**Data section**
────

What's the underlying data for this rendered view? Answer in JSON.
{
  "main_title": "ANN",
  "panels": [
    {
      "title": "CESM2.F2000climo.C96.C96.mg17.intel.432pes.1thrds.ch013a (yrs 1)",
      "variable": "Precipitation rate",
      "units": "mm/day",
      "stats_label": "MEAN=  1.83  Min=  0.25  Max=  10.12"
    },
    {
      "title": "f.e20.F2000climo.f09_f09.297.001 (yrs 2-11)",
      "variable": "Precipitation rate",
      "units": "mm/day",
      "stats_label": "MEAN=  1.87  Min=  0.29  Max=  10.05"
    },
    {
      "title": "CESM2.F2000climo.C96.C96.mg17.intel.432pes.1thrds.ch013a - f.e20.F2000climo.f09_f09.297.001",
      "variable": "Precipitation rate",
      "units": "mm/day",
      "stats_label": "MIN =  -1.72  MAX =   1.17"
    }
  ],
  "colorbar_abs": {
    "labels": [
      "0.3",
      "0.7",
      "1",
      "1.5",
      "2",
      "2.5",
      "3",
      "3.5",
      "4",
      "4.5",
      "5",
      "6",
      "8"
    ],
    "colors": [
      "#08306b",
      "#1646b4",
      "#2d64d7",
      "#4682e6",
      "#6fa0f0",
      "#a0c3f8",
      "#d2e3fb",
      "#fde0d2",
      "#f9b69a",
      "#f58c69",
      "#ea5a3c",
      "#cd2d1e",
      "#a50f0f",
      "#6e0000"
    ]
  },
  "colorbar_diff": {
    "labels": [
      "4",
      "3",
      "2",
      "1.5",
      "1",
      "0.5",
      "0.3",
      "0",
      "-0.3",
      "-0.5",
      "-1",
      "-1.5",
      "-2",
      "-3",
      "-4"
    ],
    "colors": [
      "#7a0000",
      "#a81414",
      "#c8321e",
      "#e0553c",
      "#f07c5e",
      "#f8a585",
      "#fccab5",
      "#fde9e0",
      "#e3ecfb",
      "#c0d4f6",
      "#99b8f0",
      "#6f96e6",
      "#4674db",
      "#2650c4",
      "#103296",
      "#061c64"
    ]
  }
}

────

**Exercise objective**
Filter the data, keeping only the lines that contain "MEAN".

**Response below**
      "stats_label": "MEAN=  1.83  Min=  0.25  Max=  10.12"
      "stats_label": "MEAN=  1.87  Min=  0.29  Max=  10.05"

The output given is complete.